Copy, from the material below, every line in which the word "this" can be found.

**********

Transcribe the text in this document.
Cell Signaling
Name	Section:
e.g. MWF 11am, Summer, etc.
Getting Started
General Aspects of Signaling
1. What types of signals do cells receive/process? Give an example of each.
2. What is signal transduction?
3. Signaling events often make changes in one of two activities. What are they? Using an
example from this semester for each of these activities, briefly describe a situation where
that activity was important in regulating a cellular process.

**********

### REPLY
Transcribe the text in this document.
example from this semester for each of these activities, briefly describe a situation where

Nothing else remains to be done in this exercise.